◆ INSTRUCTIONS TO FOLLOW ◆
Print every line of the listing below verbatim, omitting the pictures.

╭──

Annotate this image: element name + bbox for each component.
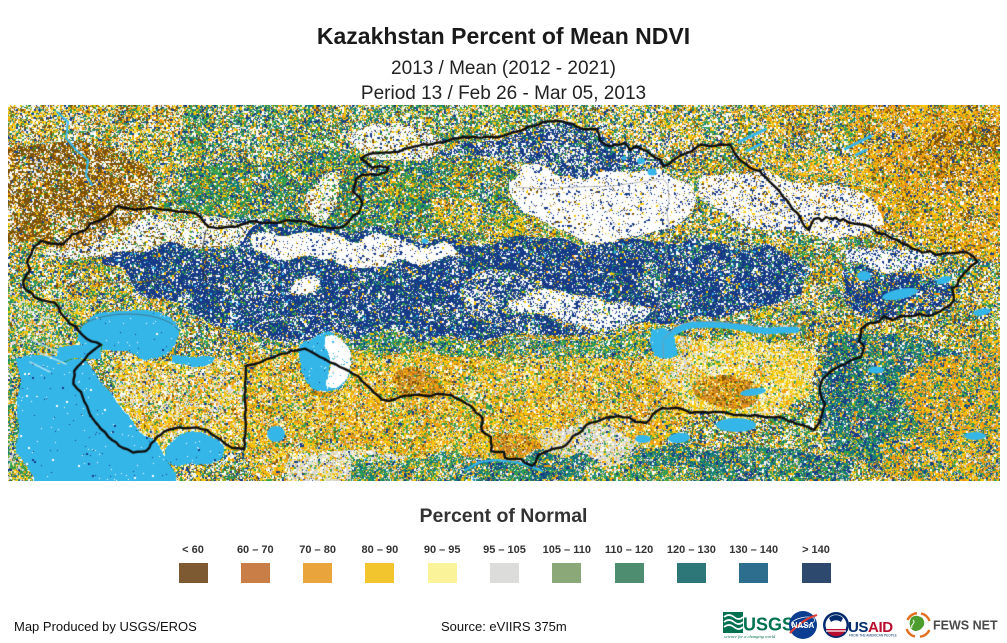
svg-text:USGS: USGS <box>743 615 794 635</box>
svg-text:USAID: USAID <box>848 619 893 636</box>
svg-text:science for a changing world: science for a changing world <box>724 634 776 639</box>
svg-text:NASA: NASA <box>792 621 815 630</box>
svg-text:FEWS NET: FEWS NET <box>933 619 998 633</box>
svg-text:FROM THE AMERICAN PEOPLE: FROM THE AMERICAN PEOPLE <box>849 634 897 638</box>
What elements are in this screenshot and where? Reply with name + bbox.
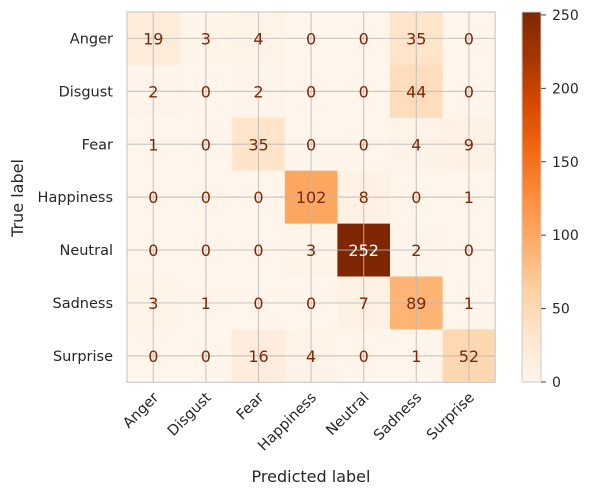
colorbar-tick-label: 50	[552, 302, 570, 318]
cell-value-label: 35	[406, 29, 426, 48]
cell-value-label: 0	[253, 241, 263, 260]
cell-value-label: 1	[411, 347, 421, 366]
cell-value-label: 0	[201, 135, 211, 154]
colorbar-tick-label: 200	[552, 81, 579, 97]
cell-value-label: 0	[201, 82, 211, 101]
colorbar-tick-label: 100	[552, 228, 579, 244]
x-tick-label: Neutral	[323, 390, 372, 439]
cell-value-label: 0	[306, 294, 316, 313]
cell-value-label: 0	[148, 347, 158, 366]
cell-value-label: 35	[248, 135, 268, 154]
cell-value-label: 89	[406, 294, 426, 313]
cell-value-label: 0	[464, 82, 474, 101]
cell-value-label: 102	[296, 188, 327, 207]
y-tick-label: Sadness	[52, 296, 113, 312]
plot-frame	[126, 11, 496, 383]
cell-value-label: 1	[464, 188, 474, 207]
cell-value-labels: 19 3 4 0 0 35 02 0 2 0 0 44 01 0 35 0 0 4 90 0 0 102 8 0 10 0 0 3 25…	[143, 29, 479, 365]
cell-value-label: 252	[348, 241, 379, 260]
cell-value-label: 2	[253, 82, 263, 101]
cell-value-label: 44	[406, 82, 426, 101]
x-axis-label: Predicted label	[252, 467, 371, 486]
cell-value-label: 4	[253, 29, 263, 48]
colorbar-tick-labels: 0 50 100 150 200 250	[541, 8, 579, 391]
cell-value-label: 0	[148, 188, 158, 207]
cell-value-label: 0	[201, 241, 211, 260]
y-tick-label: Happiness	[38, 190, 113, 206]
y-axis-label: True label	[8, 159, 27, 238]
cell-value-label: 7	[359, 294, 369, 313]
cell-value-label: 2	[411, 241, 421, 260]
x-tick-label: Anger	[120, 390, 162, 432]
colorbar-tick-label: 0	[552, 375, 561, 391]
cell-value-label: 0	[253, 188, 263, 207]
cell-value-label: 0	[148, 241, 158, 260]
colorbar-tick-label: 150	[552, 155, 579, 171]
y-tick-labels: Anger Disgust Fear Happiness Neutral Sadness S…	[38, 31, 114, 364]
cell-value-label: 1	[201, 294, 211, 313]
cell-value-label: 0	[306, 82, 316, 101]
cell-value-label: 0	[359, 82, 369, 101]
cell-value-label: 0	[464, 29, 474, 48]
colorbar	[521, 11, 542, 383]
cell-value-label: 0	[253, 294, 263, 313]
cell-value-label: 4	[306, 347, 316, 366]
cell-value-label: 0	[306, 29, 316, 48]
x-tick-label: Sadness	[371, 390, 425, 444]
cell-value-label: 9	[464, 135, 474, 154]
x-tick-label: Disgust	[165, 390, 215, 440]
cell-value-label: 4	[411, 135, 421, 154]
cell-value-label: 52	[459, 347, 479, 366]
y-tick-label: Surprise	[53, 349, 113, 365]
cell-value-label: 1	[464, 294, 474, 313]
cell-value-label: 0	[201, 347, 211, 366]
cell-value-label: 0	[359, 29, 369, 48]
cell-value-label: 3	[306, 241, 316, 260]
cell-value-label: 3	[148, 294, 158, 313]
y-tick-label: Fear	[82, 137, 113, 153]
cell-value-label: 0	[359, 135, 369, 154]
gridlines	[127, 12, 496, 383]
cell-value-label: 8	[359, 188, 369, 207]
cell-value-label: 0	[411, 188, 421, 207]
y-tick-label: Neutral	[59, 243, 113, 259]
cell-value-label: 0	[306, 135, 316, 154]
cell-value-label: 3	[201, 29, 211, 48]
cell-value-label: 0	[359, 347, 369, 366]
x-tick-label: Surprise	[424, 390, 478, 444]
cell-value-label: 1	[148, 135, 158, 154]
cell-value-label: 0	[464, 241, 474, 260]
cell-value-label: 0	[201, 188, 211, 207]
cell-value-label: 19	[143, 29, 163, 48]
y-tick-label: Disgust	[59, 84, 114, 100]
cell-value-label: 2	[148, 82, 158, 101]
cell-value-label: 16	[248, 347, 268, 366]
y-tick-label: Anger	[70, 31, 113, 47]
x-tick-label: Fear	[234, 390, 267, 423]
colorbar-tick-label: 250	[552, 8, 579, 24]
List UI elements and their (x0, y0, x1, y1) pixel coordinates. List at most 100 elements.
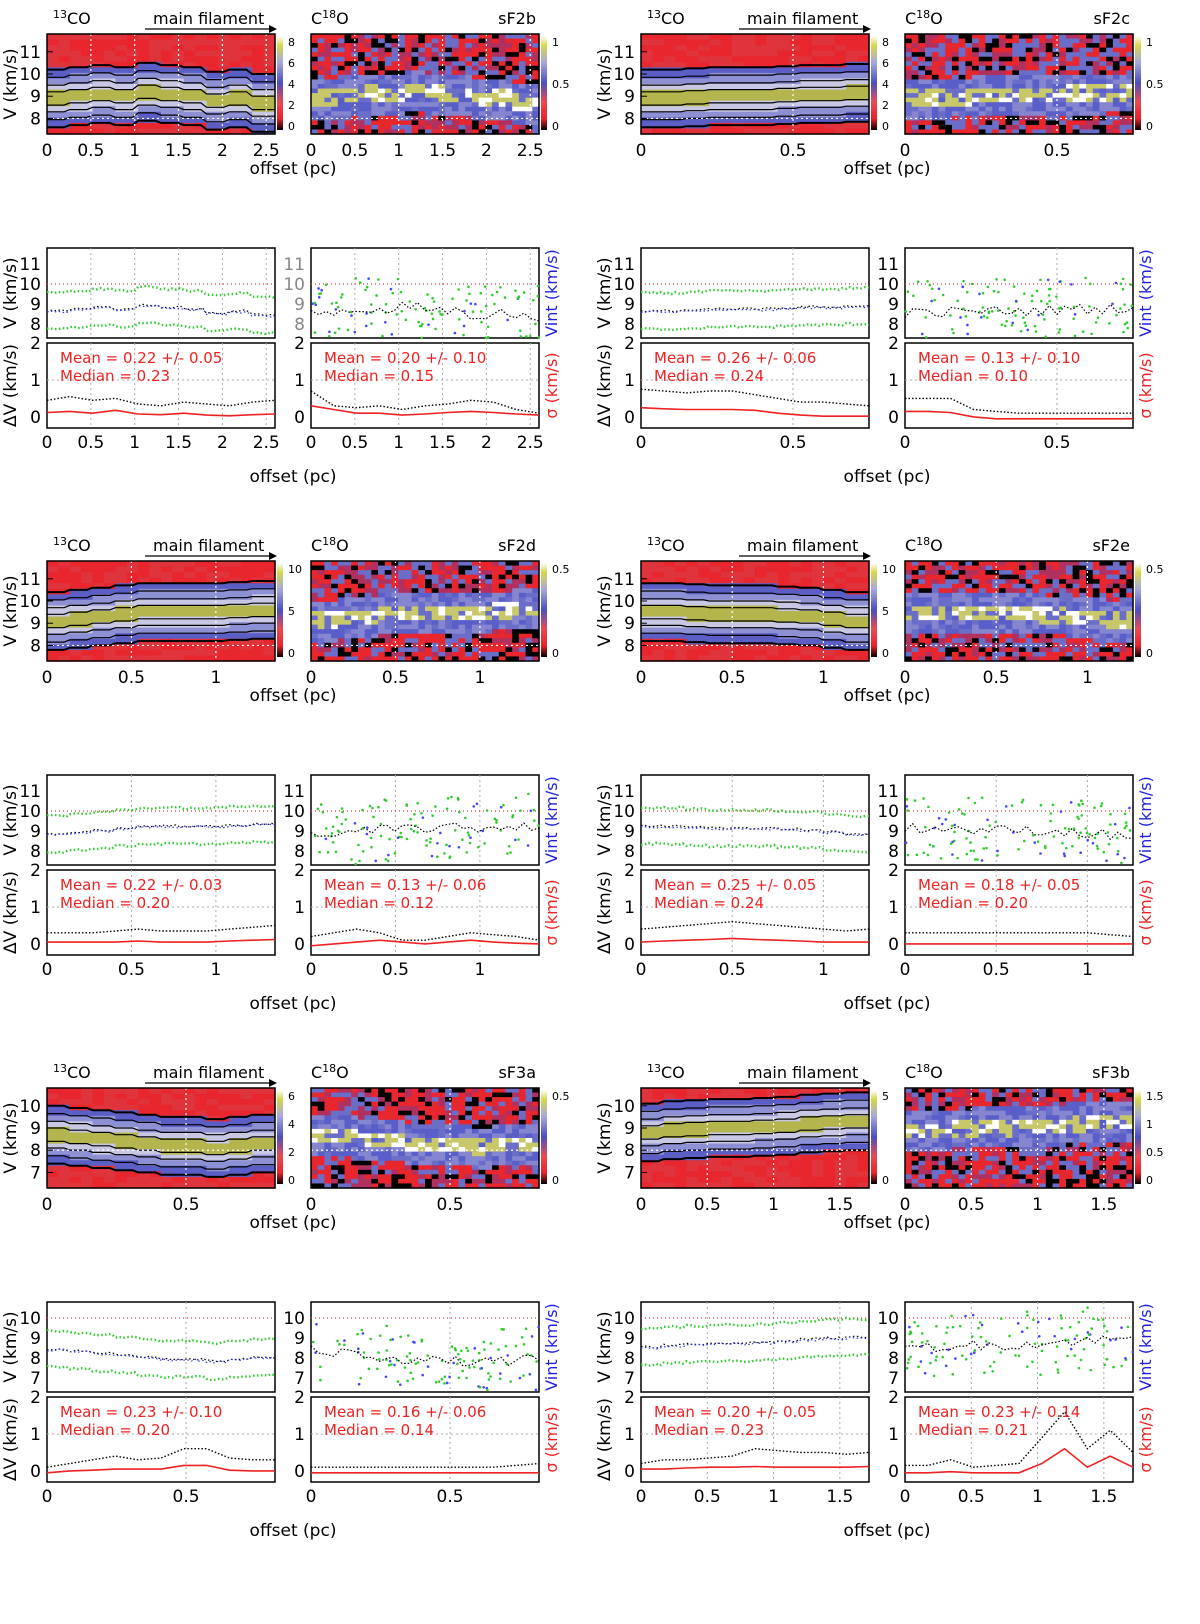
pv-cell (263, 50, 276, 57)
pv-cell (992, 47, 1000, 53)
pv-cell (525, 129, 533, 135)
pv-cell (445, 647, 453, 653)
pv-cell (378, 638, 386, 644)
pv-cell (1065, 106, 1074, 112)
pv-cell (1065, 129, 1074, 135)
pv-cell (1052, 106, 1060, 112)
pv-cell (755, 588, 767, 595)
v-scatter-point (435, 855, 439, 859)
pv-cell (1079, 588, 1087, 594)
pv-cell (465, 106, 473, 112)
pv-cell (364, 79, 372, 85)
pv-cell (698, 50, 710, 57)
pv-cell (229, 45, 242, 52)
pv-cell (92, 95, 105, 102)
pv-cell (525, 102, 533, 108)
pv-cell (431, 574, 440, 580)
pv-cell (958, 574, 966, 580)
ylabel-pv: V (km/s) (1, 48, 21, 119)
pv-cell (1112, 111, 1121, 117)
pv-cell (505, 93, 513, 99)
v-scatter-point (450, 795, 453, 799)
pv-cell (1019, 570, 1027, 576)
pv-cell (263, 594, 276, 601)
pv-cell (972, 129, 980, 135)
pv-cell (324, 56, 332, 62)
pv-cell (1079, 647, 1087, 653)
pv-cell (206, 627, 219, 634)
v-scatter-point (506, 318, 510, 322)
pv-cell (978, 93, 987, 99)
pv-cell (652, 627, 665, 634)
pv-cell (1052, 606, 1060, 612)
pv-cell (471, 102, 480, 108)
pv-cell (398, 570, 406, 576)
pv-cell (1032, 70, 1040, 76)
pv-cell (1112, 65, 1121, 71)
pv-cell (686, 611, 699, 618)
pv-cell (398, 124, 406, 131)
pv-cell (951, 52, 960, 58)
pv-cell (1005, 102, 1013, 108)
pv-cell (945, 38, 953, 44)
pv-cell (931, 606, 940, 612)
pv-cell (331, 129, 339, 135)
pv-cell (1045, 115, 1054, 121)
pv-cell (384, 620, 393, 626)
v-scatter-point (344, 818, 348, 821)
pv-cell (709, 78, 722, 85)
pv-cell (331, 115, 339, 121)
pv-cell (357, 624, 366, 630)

╰──

◆ EXERCISE RESPONSE ◆
Annotate this image: element name + bbox for each component.
svg-text:USGS: USGS <box>743 615 794 635</box>
svg-text:USAID: USAID <box>848 619 893 636</box>
svg-text:science for a changing world: science for a changing world <box>724 634 776 639</box>
svg-text:NASA: NASA <box>792 621 815 630</box>
svg-text:FEWS NET: FEWS NET <box>933 619 998 633</box>
svg-text:FROM THE AMERICAN PEOPLE: FROM THE AMERICAN PEOPLE <box>849 634 897 638</box>
What elements are in this screenshot and where? Reply with name + bbox.
colorbar-tick-label: 50	[552, 302, 570, 318]
cell-value-label: 35	[406, 29, 426, 48]
cell-value-label: 0	[253, 241, 263, 260]
cell-value-label: 1	[411, 347, 421, 366]
cell-value-label: 0	[201, 135, 211, 154]
colorbar-tick-label: 200	[552, 81, 579, 97]
cell-value-label: 0	[201, 82, 211, 101]
colorbar-tick-label: 100	[552, 228, 579, 244]
x-tick-label: Neutral	[323, 390, 372, 439]
cell-value-label: 0	[306, 294, 316, 313]
cell-value-label: 0	[148, 347, 158, 366]
cell-value-label: 35	[248, 135, 268, 154]
cell-value-label: 89	[406, 294, 426, 313]
cell-value-label: 0	[464, 82, 474, 101]
cell-value-label: 102	[296, 188, 327, 207]
y-tick-label: Sadness	[52, 296, 113, 312]
plot-frame	[126, 11, 496, 383]
cell-value-label: 1	[464, 188, 474, 207]
cell-value-labels: 19 3 4 0 0 35 02 0 2 0 0 44 01 0 35 0 0 4 90 0 0 102 8 0 10 0 0 3 25…	[143, 29, 479, 365]
cell-value-label: 252	[348, 241, 379, 260]
cell-value-label: 2	[253, 82, 263, 101]
cell-value-label: 44	[406, 82, 426, 101]
x-axis-label: Predicted label	[252, 467, 371, 486]
cell-value-label: 4	[253, 29, 263, 48]
colorbar-tick-labels: 0 50 100 150 200 250	[541, 8, 579, 391]
cell-value-label: 0	[148, 188, 158, 207]
cell-value-label: 0	[201, 241, 211, 260]
y-tick-label: Happiness	[38, 190, 113, 206]
y-axis-label: True label	[8, 159, 27, 238]
cell-value-label: 7	[359, 294, 369, 313]
cell-value-label: 2	[411, 241, 421, 260]
x-tick-label: Anger	[120, 390, 162, 432]
colorbar-tick-label: 0	[552, 375, 561, 391]
cell-value-label: 0	[253, 188, 263, 207]
cell-value-label: 0	[148, 241, 158, 260]
colorbar-tick-label: 150	[552, 155, 579, 171]
y-tick-labels: Anger Disgust Fear Happiness Neutral Sadness S…	[38, 31, 114, 364]
cell-value-label: 1	[201, 294, 211, 313]
cell-value-label: 0	[306, 82, 316, 101]
cell-value-label: 0	[359, 82, 369, 101]
cell-value-label: 0	[464, 29, 474, 48]
colorbar	[521, 11, 542, 383]
cell-value-label: 0	[253, 294, 263, 313]
cell-value-label: 4	[306, 347, 316, 366]
cell-value-label: 0	[306, 29, 316, 48]
x-tick-label: Sadness	[371, 390, 425, 444]
cell-value-label: 9	[464, 135, 474, 154]
x-tick-label: Disgust	[165, 390, 215, 440]
cell-value-label: 4	[411, 135, 421, 154]
cell-value-label: 52	[459, 347, 479, 366]
y-tick-label: Surprise	[53, 349, 113, 365]
cell-value-label: 1	[464, 294, 474, 313]
cell-value-label: 0	[201, 347, 211, 366]
cell-value-label: 0	[359, 29, 369, 48]
cell-value-label: 3	[306, 241, 316, 260]
cell-value-label: 3	[148, 294, 158, 313]
y-tick-label: Fear	[82, 137, 113, 153]
cell-value-label: 0	[359, 135, 369, 154]
gridlines	[127, 12, 496, 383]
cell-value-label: 8	[359, 188, 369, 207]
cell-value-label: 0	[411, 188, 421, 207]
y-tick-label: Neutral	[59, 243, 113, 259]
cell-value-label: 0	[306, 135, 316, 154]
cell-value-label: 3	[201, 29, 211, 48]
cell-value-label: 0	[359, 347, 369, 366]
x-tick-label: Surprise	[424, 390, 478, 444]
cell-value-label: 1	[148, 135, 158, 154]
cell-value-label: 0	[464, 241, 474, 260]
cell-value-label: 0	[201, 188, 211, 207]
cell-value-label: 19	[143, 29, 163, 48]
y-tick-label: Disgust	[59, 84, 114, 100]
cell-value-label: 2	[148, 82, 158, 101]
cell-value-label: 16	[248, 347, 268, 366]
y-tick-label: Anger	[70, 31, 113, 47]
x-tick-label: Fear	[234, 390, 267, 423]
colorbar-tick-label: 250	[552, 8, 579, 24]
List UI elements and their (x0, y0, x1, y1) pixel coordinates. List at most 100 elements.
pv-cell (263, 50, 276, 57)
pv-cell (992, 47, 1000, 53)
pv-cell (525, 129, 533, 135)
pv-cell (445, 647, 453, 653)
pv-cell (378, 638, 386, 644)
pv-cell (1065, 106, 1074, 112)
pv-cell (1065, 129, 1074, 135)
pv-cell (1052, 106, 1060, 112)
pv-cell (755, 588, 767, 595)
v-scatter-point (435, 855, 439, 859)
pv-cell (1079, 588, 1087, 594)
pv-cell (465, 106, 473, 112)
pv-cell (364, 79, 372, 85)
pv-cell (698, 50, 710, 57)
pv-cell (229, 45, 242, 52)
pv-cell (92, 95, 105, 102)
pv-cell (525, 102, 533, 108)
pv-cell (431, 574, 440, 580)
pv-cell (958, 574, 966, 580)
ylabel-pv: V (km/s) (1, 48, 21, 119)
pv-cell (1112, 111, 1121, 117)
pv-cell (505, 93, 513, 99)
v-scatter-point (450, 795, 453, 799)
pv-cell (1019, 570, 1027, 576)
pv-cell (263, 594, 276, 601)
pv-cell (972, 129, 980, 135)
pv-cell (324, 56, 332, 62)
pv-cell (1079, 647, 1087, 653)
pv-cell (206, 627, 219, 634)
v-scatter-point (506, 318, 510, 322)
pv-cell (978, 93, 987, 99)
pv-cell (652, 627, 665, 634)
pv-cell (1052, 606, 1060, 612)
pv-cell (471, 102, 480, 108)
pv-cell (398, 570, 406, 576)
pv-cell (1032, 70, 1040, 76)
pv-cell (1112, 65, 1121, 71)
pv-cell (686, 611, 699, 618)
pv-cell (398, 124, 406, 131)
pv-cell (951, 52, 960, 58)
pv-cell (1005, 102, 1013, 108)
pv-cell (945, 38, 953, 44)
pv-cell (931, 606, 940, 612)
pv-cell (331, 129, 339, 135)
pv-cell (1045, 115, 1054, 121)
pv-cell (384, 620, 393, 626)
v-scatter-point (344, 818, 348, 821)
pv-cell (709, 78, 722, 85)
pv-cell (331, 115, 339, 121)
pv-cell (357, 624, 366, 630)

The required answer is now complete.